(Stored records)
==================================================

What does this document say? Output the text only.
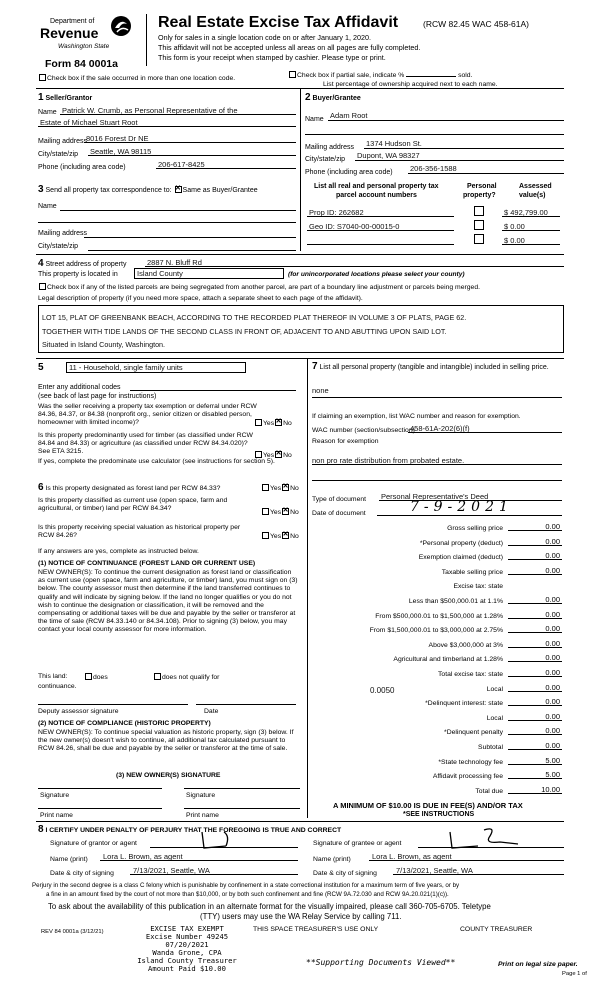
Department of
Revenue
Washington State
Form 84 0001a
Real Estate Excise Tax Affidavit	(RCW 82.45 WAC 458-61A)
Only for sales in a single location code on or after January 1, 2020.
This affidavit will not be accepted unless all areas on all pages are fully completed.
This form is your receipt when stamped by cashier. Please type or print.
Check box if the sale occurred in more than one location code.	Check box if partial sale, indicate %	sold.
List percentage of ownership acquired next to each name.
1 Seller/Grantor
Name Patrick W. Crumb, as Personal Representative of the
Estate of Michael Stuart Root
Mailing address
8016 Forest Dr NE
City/state/zip Seattle, WA 98115
Phone (including area code)	206-617-8425
2 Buyer/Grantee
Name Adam Root
Mailing address 1374 Hudson St.
City/state/zip Dupont, WA 98327
Phone (including area code) 206-356-1588
3 Send all property tax correspondence to: ✕ Same as Buyer/Grantee
Name
Mailing address
City/state/zip
List all real and personal property tax
parcel account numbers
Personal
property?
Assessed
value(s)
Prop ID: 262682	$ 492,799.00
Geo ID: S7040-00-00015-0	$ 0.00
$ 0.00
4 Street address of property	2887 N. Bluff Rd
This property is located in	Island County	(for unincorporated locations please select your county)
Check box if any of the listed parcels are being segregated from another parcel, are part of a boundary line adjustment or parcels being merged.
Legal description of property (if you need more space, attach a separate sheet to each page of the affidavit).
LOT 15, PLAT OF GREENBANK BEACH, ACCORDING TO THE RECORDED PLAT THEREOF IN VOLUME 3 OF PLATS, PAGE 62.
TOGETHER WITH TIDE LANDS OF THE SECOND CLASS IN FRONT OF, ADJACENT TO AND ABUTTING UPON SAID LOT.
Situated in Island County, Washington.
5	11 - Household, single family units
Enter any additional codes
(see back of last page for instructions)
Was the seller receiving a property tax exemption or deferral under RCW 84.36, 84.37, or 84.38 (nonprofit org., senior citizen or disabled person, homeowner with limited income)?	Yes ✕ No
Is this property predominantly used for timber (as classified under RCW 84.84 and 84.33) or agriculture (as classified under RCW 84.34.020)? See ETA 3215.
Yes ✕ No
If yes, complete the predominate use calculator (see instructions for section 5).
6 Is this property designated as forest land per RCW 84.33?	Yes ✕ No
Is this property classified as current use (open space, farm and agricultural, or timber) land per RCW 84.34?
Yes ✕ No
Is this property receiving special valuation as historical property per RCW 84.26?	Yes ✕ No
If any answers are yes, complete as instructed below.
(1) NOTICE OF CONTINUANCE (FOREST LAND OR CURRENT USE)
NEW OWNER(S): To continue the current designation as forest land or classification as current use (open space, farm and agriculture, or timber) land, you must sign on (3) below. The county assessor must then determine if the land transferred continues to qualify and will indicate by signing below. If the land no longer qualifies or you do not wish to continue the designation or classification, it will be removed and the compensating or additional taxes will be due and payable by the seller or transferor at the time of sale (RCW 84.33.140 or 84.34.108). Prior to signing (3) below, you may contact your local county assessor for more information.
This land:	does	does not qualify for
continuance.
Deputy assessor signature	Date
(2) NOTICE OF COMPLIANCE (HISTORIC PROPERTY)
NEW OWNER(S): To continue special valuation as historic property, sign (3) below. If the new owner(s) doesn't wish to continue, all additional tax calculated pursuant to RCW 84.26, shall be due and payable by the seller or transferor at the time of sale.
(3) NEW OWNER(S) SIGNATURE
Signature	Signature
Print name	Print name
7 List all personal property (tangible and intangible) included in selling price.
none
If claiming an exemption, list WAC number and reason for exemption.
WAC number (section/subsection)
458-61A-202(6)(f)
Reason for exemption
non pro rate distribution from probated estate.
Type of document Personal Representative's Deed
Date of document	7-9-2021
Gross selling price	0.00
*Personal property (deduct)	0.00
Exemption claimed (deduct)	0.00
Taxable selling price	0.00
Excise tax: state
Less than $500,000.01 at 1.1%	0.00
From $500,000.01 to $1,500,000 at 1.28%	0.00
From $1,500,000.01 to $3,000,000 at 2.75%	0.00
Above $3,000,000 at 3%	0.00
Agricultural and timberland at 1.28%	0.00
Total excise tax: state	0.00
Local	0.00
*Delinquent interest: state	0.00
Local	0.00
*Delinquent penalty	0.00
Subtotal	0.00
*State technology fee	5.00
Affidavit processing fee	5.00
Total due	10.00
0.0050
A MINIMUM OF $10.00 IS DUE IN FEE(S) AND/OR TAX
*SEE INSTRUCTIONS
8 I CERTIFY UNDER PENALTY OF PERJURY THAT THE FOREGOING IS TRUE AND CORRECT
Signature of grantor or agent	Signature of grantee or agent
Name (print) Lora L. Brown, as agent	Name (print)	Lora L. Brown, as agent
Date & city of signing	7/13/2021, Seattle, WA	Date & city of signing	7/13/2021, Seattle, WA
Perjury in the second degree is a class C felony which is punishable by confinement in a state correctional institution for a maximum term of five years, or by
a fine in an amount fixed by the court of not more than $10,000, or by both such confinement and fine (RCW 9A.72.030 and RCW 9A.20.021(1)(c)).
To ask about the availability of this publication in an alternate format for the visually impaired, please call 360-705-6705. Teletype
(TTY) users may use the WA Relay Service by calling 711.
REV 84 0001a (3/12/21)	EXCISE TAX EXEMPT
Excise Number 49245
07/20/2021
Wanda Grone, CPA
Island County Treasurer
Amount Paid $10.00
THIS SPACE TREASURER'S USE ONLY	COUNTY TREASURER
**Supporting Documents Viewed**	Print on legal size paper.
Page 1 of
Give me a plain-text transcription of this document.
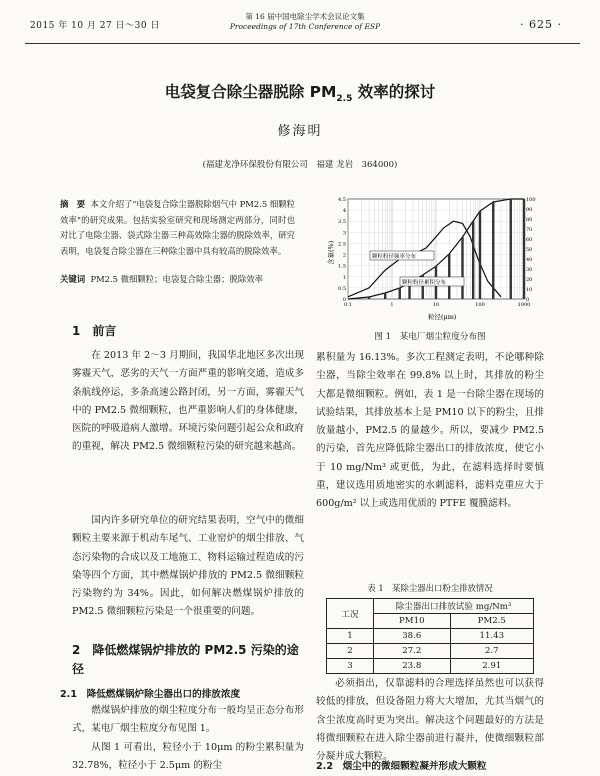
2015 年 10 月 27 日～30 日
第 16 届中国电除尘学术会议论文集
Proceedings of 17th Conference of ESP	· 625 ·
电袋复合除尘器脱除 $PM_{2.5}$ 效率的探讨
修海明
(福建龙净环保股份有限公司　福建 龙岩　364000)
摘　要 本文介绍了"电袋复合除尘器脱除烟气中 PM2.5 细颗粒效率"的研究成果。包括实验室研究和现场测定两部分，同时也对比了电除尘器、袋式除尘器三种高效除尘器的脱除效率，研究表明，电袋复合除尘器在三种除尘器中具有较高的脱除效率。
关键词 PM2.5 微细颗粒；电袋复合除尘器；脱除效率
1　前言
在 2013 年 2～3 月期间，我国华北地区多次出现雾霾天气，恶劣的天气一方面严重的影响交通，造成多条航线停运，多条高速公路封闭，另一方面，雾霾天气中的 PM2.5 微细颗粒，也严重影响人们的身体健康，医院的呼吸道病人激增。环境污染问题引起公众和政府的重视，解决 PM2.5 微细颗粒污染的研究越来越高。
国内许多研究单位的研究结果表明，空气中的微细颗粒主要来源于机动车尾气、工业窑炉的烟尘排放、气态污染物的合成以及工地施工、物料运输过程造成的污染等四个方面，其中燃煤锅炉排放的 PM2.5 微细颗粒污染物约为 34%。因此，如何解决燃煤锅炉排放的 PM2.5 微细颗粒污染是一个很重要的问题。
2　降低燃煤锅炉排放的 PM2.5 污染的途径
2.1　降低燃煤锅炉除尘器出口的排放浓度
燃煤锅炉排放的烟尘粒度分布一般均呈正态分布形式，某电厂烟尘粒度分布见图 1。
从图 1 可看出，粒径小于 10μm 的粉尘累积量为 32.78%，粒径小于 2.5μm 的粉尘
0
0.5
1
1.5
2
2.5
3
3.5
4
4.5
0
10
20
30
40
50
60
70
80
90
100
0.1	1	10	100	1000
颗粒粉径频率分布
颗粒粉径累积分布
含量(%)
粒径(μm)
图 1　某电厂烟尘粒度分布图
累积量为 16.13%。多次工程测定表明，不论哪种除尘器，当除尘效率在 99.8% 以上时，其排放的粉尘大都是微细颗粒。例如，表 1 是一台除尘器在现场的试验结果，其排放基本上是 PM10 以下的粉尘，且排放量越小，PM2.5 的量越少。所以，要减少 PM2.5 的污染，首先应降低除尘器出口的排放浓度，使它小于 10 mg/Nm³ 或更低，为此，在滤料选择时要慎重，建议选用质地密实的水刺滤料，滤料克重应大于 600g/m² 以上或选用优质的 PTFE 覆膜滤料。
表 1　某除尘器出口粉尘排放情况
工况	除尘器出口排放试验 mg/Nm³	
	PM10	PM2.5
1	38.6	11.43
2	27.2	2.7
3	23.8	2.91
必须指出，仅靠滤料的合理选择虽然也可以获得较低的排放，但设备阻力将大大增加，尤其当烟气的含尘浓度高时更为突出。解决这个问题最好的方法是将微细颗粒在进入除尘器前进行凝并，使微细颗粒部分凝并成大颗粒。
2.2　烟尘中的微细颗粒凝并形成大颗粒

==================================================

Directive –
Give back word for word the lines from the one containing "Give me a plain-text" through the final line of the data above. Pictures are to be left out.

Worked answer –
Give me a plain-text transcription of this document.
2015 年 10 月 27 日～30 日
第 16 届中国电除尘学术会议论文集
Proceedings of 17th Conference of ESP	· 625 ·
电袋复合除尘器脱除 $PM_{2.5}$ 效率的探讨
修海明
(福建龙净环保股份有限公司　福建 龙岩　364000)
摘　要 本文介绍了"电袋复合除尘器脱除烟气中 PM2.5 细颗粒效率"的研究成果。包括实验室研究和现场测定两部分，同时也对比了电除尘器、袋式除尘器三种高效除尘器的脱除效率，研究表明，电袋复合除尘器在三种除尘器中具有较高的脱除效率。
关键词 PM2.5 微细颗粒；电袋复合除尘器；脱除效率
1　前言
在 2013 年 2～3 月期间，我国华北地区多次出现雾霾天气，恶劣的天气一方面严重的影响交通，造成多条航线停运，多条高速公路封闭，另一方面，雾霾天气中的 PM2.5 微细颗粒，也严重影响人们的身体健康，医院的呼吸道病人激增。环境污染问题引起公众和政府的重视，解决 PM2.5 微细颗粒污染的研究越来越高。
国内许多研究单位的研究结果表明，空气中的微细颗粒主要来源于机动车尾气、工业窑炉的烟尘排放、气态污染物的合成以及工地施工、物料运输过程造成的污染等四个方面，其中燃煤锅炉排放的 PM2.5 微细颗粒污染物约为 34%。因此，如何解决燃煤锅炉排放的 PM2.5 微细颗粒污染是一个很重要的问题。
2　降低燃煤锅炉排放的 PM2.5 污染的途径
2.1　降低燃煤锅炉除尘器出口的排放浓度
燃煤锅炉排放的烟尘粒度分布一般均呈正态分布形式，某电厂烟尘粒度分布见图 1。
从图 1 可看出，粒径小于 10μm 的粉尘累积量为 32.78%，粒径小于 2.5μm 的粉尘
0
0.5
1
1.5
2
2.5
3
3.5
4
4.5
0
10
20
30
40
50
60
70
80
90
100
0.1	1	10	100	1000
颗粒粉径频率分布
颗粒粉径累积分布
含量(%)
粒径(μm)
图 1　某电厂烟尘粒度分布图
累积量为 16.13%。多次工程测定表明，不论哪种除尘器，当除尘效率在 99.8% 以上时，其排放的粉尘大都是微细颗粒。例如，表 1 是一台除尘器在现场的试验结果，其排放基本上是 PM10 以下的粉尘，且排放量越小，PM2.5 的量越少。所以，要减少 PM2.5 的污染，首先应降低除尘器出口的排放浓度，使它小于 10 mg/Nm³ 或更低，为此，在滤料选择时要慎重，建议选用质地密实的水刺滤料，滤料克重应大于 600g/m² 以上或选用优质的 PTFE 覆膜滤料。
表 1　某除尘器出口粉尘排放情况
工况	除尘器出口排放试验 mg/Nm³	
	PM10	PM2.5
1	38.6	11.43
2	27.2	2.7
3	23.8	2.91
必须指出，仅靠滤料的合理选择虽然也可以获得较低的排放，但设备阻力将大大增加，尤其当烟气的含尘浓度高时更为突出。解决这个问题最好的方法是将微细颗粒在进入除尘器前进行凝并，使微细颗粒部分凝并成大颗粒。
2.2　烟尘中的微细颗粒凝并形成大颗粒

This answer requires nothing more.